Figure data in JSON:
————

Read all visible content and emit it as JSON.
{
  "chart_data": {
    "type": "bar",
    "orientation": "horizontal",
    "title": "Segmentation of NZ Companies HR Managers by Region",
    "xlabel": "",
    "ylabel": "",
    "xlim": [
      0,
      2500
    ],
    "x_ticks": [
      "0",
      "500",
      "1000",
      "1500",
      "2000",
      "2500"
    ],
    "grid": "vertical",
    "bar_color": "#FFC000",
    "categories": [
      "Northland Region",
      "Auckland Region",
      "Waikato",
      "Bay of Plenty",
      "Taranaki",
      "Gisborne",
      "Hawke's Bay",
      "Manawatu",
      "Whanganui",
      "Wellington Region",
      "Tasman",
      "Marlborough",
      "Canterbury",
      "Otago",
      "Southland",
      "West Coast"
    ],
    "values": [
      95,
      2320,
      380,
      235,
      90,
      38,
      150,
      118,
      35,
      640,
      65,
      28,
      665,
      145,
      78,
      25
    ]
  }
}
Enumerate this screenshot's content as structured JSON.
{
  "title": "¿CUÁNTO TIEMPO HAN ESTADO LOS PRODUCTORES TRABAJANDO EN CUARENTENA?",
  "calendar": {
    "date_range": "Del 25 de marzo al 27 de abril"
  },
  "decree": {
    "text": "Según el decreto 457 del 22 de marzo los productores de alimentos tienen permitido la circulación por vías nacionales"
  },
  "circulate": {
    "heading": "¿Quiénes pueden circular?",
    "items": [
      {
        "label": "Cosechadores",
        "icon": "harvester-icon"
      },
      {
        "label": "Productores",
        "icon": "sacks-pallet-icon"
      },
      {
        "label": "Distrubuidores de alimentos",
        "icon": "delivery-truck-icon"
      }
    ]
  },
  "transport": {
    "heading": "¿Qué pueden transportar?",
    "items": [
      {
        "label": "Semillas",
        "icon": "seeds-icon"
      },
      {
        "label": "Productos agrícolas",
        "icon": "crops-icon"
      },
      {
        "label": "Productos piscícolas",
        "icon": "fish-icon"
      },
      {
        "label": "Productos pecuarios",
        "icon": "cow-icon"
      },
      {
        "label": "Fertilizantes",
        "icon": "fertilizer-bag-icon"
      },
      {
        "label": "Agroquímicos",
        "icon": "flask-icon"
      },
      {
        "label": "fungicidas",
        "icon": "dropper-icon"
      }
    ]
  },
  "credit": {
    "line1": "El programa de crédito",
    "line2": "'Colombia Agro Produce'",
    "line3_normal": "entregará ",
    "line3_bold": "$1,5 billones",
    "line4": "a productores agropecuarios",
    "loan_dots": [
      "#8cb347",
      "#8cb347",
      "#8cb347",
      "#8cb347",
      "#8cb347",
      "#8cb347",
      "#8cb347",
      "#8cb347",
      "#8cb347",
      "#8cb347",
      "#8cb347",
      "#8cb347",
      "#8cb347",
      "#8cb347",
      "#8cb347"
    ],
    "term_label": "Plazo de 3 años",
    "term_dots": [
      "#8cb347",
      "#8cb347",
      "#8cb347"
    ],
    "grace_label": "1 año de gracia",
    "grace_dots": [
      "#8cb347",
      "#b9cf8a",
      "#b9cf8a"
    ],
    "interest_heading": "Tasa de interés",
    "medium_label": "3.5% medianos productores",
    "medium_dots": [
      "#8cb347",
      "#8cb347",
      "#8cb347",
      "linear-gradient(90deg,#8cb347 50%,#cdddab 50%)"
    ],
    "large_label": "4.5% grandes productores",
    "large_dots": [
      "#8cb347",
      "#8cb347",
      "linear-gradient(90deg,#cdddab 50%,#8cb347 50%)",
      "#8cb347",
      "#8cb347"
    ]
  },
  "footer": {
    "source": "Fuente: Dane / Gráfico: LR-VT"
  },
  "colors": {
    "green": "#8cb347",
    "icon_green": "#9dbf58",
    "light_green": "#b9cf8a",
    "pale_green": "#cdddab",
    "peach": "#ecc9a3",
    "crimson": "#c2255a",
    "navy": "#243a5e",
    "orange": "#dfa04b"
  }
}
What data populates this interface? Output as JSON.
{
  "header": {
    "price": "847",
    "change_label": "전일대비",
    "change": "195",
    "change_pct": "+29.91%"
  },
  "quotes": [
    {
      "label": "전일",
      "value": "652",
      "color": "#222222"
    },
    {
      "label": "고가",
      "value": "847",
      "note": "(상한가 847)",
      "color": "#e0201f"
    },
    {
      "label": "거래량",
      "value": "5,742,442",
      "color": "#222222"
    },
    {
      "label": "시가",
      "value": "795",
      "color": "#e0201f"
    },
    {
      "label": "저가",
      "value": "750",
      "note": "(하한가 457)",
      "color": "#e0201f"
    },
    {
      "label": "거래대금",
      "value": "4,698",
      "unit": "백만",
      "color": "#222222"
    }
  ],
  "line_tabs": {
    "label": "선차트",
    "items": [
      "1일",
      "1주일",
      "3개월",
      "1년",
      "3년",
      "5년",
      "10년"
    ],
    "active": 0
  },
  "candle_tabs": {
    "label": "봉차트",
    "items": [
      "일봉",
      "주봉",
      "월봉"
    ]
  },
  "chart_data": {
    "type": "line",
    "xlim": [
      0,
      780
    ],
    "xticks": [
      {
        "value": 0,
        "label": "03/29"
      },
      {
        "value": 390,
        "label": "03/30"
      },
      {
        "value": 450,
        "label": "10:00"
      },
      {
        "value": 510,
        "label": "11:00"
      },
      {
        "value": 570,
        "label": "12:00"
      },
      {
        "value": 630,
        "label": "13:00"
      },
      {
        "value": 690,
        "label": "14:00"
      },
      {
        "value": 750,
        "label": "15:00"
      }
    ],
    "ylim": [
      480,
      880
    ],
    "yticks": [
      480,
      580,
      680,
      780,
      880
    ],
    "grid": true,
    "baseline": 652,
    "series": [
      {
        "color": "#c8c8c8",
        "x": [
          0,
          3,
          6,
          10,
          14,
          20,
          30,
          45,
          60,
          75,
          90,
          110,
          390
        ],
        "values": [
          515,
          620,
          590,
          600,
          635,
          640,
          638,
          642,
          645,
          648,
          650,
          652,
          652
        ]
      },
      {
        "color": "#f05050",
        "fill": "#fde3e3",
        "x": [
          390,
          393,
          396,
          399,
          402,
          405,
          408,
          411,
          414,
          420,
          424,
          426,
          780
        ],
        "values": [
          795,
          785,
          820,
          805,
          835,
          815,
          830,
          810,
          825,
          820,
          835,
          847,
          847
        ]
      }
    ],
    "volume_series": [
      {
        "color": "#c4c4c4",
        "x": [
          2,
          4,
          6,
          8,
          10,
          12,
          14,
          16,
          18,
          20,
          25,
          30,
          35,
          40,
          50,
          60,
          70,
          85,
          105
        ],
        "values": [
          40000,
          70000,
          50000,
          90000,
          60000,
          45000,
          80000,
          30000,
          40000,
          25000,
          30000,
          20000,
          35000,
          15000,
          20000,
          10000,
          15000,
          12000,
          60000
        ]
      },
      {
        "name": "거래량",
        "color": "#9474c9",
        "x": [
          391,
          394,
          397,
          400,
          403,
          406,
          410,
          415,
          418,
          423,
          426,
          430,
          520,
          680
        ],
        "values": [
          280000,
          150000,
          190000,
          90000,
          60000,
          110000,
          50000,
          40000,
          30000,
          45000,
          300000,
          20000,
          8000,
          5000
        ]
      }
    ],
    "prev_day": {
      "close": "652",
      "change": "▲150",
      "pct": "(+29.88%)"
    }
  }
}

————

WHAT IS ASKED: Send back every record, precisely as written.

SOLUTION BELOW:
Read all visible content and emit it as JSON.
{
  "chart_data": {
    "type": "bar",
    "orientation": "horizontal",
    "title": "Segmentation of NZ Companies HR Managers by Region",
    "xlabel": "",
    "ylabel": "",
    "xlim": [
      0,
      2500
    ],
    "x_ticks": [
      "0",
      "500",
      "1000",
      "1500",
      "2000",
      "2500"
    ],
    "grid": "vertical",
    "bar_color": "#FFC000",
    "categories": [
      "Northland Region",
      "Auckland Region",
      "Waikato",
      "Bay of Plenty",
      "Taranaki",
      "Gisborne",
      "Hawke's Bay",
      "Manawatu",
      "Whanganui",
      "Wellington Region",
      "Tasman",
      "Marlborough",
      "Canterbury",
      "Otago",
      "Southland",
      "West Coast"
    ],
    "values": [
      95,
      2320,
      380,
      235,
      90,
      38,
      150,
      118,
      35,
      640,
      65,
      28,
      665,
      145,
      78,
      25
    ]
  }
}
Enumerate this screenshot's content as structured JSON.
{
  "title": "¿CUÁNTO TIEMPO HAN ESTADO LOS PRODUCTORES TRABAJANDO EN CUARENTENA?",
  "calendar": {
    "date_range": "Del 25 de marzo al 27 de abril"
  },
  "decree": {
    "text": "Según el decreto 457 del 22 de marzo los productores de alimentos tienen permitido la circulación por vías nacionales"
  },
  "circulate": {
    "heading": "¿Quiénes pueden circular?",
    "items": [
      {
        "label": "Cosechadores",
        "icon": "harvester-icon"
      },
      {
        "label": "Productores",
        "icon": "sacks-pallet-icon"
      },
      {
        "label": "Distrubuidores de alimentos",
        "icon": "delivery-truck-icon"
      }
    ]
  },
  "transport": {
    "heading": "¿Qué pueden transportar?",
    "items": [
      {
        "label": "Semillas",
        "icon": "seeds-icon"
      },
      {
        "label": "Productos agrícolas",
        "icon": "crops-icon"
      },
      {
        "label": "Productos piscícolas",
        "icon": "fish-icon"
      },
      {
        "label": "Productos pecuarios",
        "icon": "cow-icon"
      },
      {
        "label": "Fertilizantes",
        "icon": "fertilizer-bag-icon"
      },
      {
        "label": "Agroquímicos",
        "icon": "flask-icon"
      },
      {
        "label": "fungicidas",
        "icon": "dropper-icon"
      }
    ]
  },
  "credit": {
    "line1": "El programa de crédito",
    "line2": "'Colombia Agro Produce'",
    "line3_normal": "entregará ",
    "line3_bold": "$1,5 billones",
    "line4": "a productores agropecuarios",
    "loan_dots": [
      "#8cb347",
      "#8cb347",
      "#8cb347",
      "#8cb347",
      "#8cb347",
      "#8cb347",
      "#8cb347",
      "#8cb347",
      "#8cb347",
      "#8cb347",
      "#8cb347",
      "#8cb347",
      "#8cb347",
      "#8cb347",
      "#8cb347"
    ],
    "term_label": "Plazo de 3 años",
    "term_dots": [
      "#8cb347",
      "#8cb347",
      "#8cb347"
    ],
    "grace_label": "1 año de gracia",
    "grace_dots": [
      "#8cb347",
      "#b9cf8a",
      "#b9cf8a"
    ],
    "interest_heading": "Tasa de interés",
    "medium_label": "3.5% medianos productores",
    "medium_dots": [
      "#8cb347",
      "#8cb347",
      "#8cb347",
      "linear-gradient(90deg,#8cb347 50%,#cdddab 50%)"
    ],
    "large_label": "4.5% grandes productores",
    "large_dots": [
      "#8cb347",
      "#8cb347",
      "linear-gradient(90deg,#cdddab 50%,#8cb347 50%)",
      "#8cb347",
      "#8cb347"
    ]
  },
  "footer": {
    "source": "Fuente: Dane / Gráfico: LR-VT"
  },
  "colors": {
    "green": "#8cb347",
    "icon_green": "#9dbf58",
    "light_green": "#b9cf8a",
    "pale_green": "#cdddab",
    "peach": "#ecc9a3",
    "crimson": "#c2255a",
    "navy": "#243a5e",
    "orange": "#dfa04b"
  }
}
What data populates this interface? Output as JSON.
{
  "header": {
    "price": "847",
    "change_label": "전일대비",
    "change": "195",
    "change_pct": "+29.91%"
  },
  "quotes": [
    {
      "label": "전일",
      "value": "652",
      "color": "#222222"
    },
    {
      "label": "고가",
      "value": "847",
      "note": "(상한가 847)",
      "color": "#e0201f"
    },
    {
      "label": "거래량",
      "value": "5,742,442",
      "color": "#222222"
    },
    {
      "label": "시가",
      "value": "795",
      "color": "#e0201f"
    },
    {
      "label": "저가",
      "value": "750",
      "note": "(하한가 457)",
      "color": "#e0201f"
    },
    {
      "label": "거래대금",
      "value": "4,698",
      "unit": "백만",
      "color": "#222222"
    }
  ],
  "line_tabs": {
    "label": "선차트",
    "items": [
      "1일",
      "1주일",
      "3개월",
      "1년",
      "3년",
      "5년",
      "10년"
    ],
    "active": 0
  },
  "candle_tabs": {
    "label": "봉차트",
    "items": [
      "일봉",
      "주봉",
      "월봉"
    ]
  },
  "chart_data": {
    "type": "line",
    "xlim": [
      0,
      780
    ],
    "xticks": [
      {
        "value": 0,
        "label": "03/29"
      },
      {
        "value": 390,
        "label": "03/30"
      },
      {
        "value": 450,
        "label": "10:00"
      },
      {
        "value": 510,
        "label": "11:00"
      },
      {
        "value": 570,
        "label": "12:00"
      },
      {
        "value": 630,
        "label": "13:00"
      },
      {
        "value": 690,
        "label": "14:00"
      },
      {
        "value": 750,
        "label": "15:00"
      }
    ],
    "ylim": [
      480,
      880
    ],
    "yticks": [
      480,
      580,
      680,
      780,
      880
    ],
    "grid": true,
    "baseline": 652,
    "series": [
      {
        "color": "#c8c8c8",
        "x": [
          0,
          3,
          6,
          10,
          14,
          20,
          30,
          45,
          60,
          75,
          90,
          110,
          390
        ],
        "values": [
          515,
          620,
          590,
          600,
          635,
          640,
          638,
          642,
          645,
          648,
          650,
          652,
          652
        ]
      },
      {
        "color": "#f05050",
        "fill": "#fde3e3",
        "x": [
          390,
          393,
          396,
          399,
          402,
          405,
          408,
          411,
          414,
          420,
          424,
          426,
          780
        ],
        "values": [
          795,
          785,
          820,
          805,
          835,
          815,
          830,
          810,
          825,
          820,
          835,
          847,
          847
        ]
      }
    ],
    "volume_series": [
      {
        "color": "#c4c4c4",
        "x": [
          2,
          4,
          6,
          8,
          10,
          12,
          14,
          16,
          18,
          20,
          25,
          30,
          35,
          40,
          50,
          60,
          70,
          85,
          105
        ],
        "values": [
          40000,
          70000,
          50000,
          90000,
          60000,
          45000,
          80000,
          30000,
          40000,
          25000,
          30000,
          20000,
          35000,
          15000,
          20000,
          10000,
          15000,
          12000,
          60000
        ]
      },
      {
        "name": "거래량",
        "color": "#9474c9",
        "x": [
          391,
          394,
          397,
          400,
          403,
          406,
          410,
          415,
          418,
          423,
          426,
          430,
          520,
          680
        ],
        "values": [
          280000,
          150000,
          190000,
          90000,
          60000,
          110000,
          50000,
          40000,
          30000,
          45000,
          300000,
          20000,
          8000,
          5000
        ]
      }
    ],
    "prev_day": {
      "close": "652",
      "change": "▲150",
      "pct": "(+29.88%)"
    }
  }
}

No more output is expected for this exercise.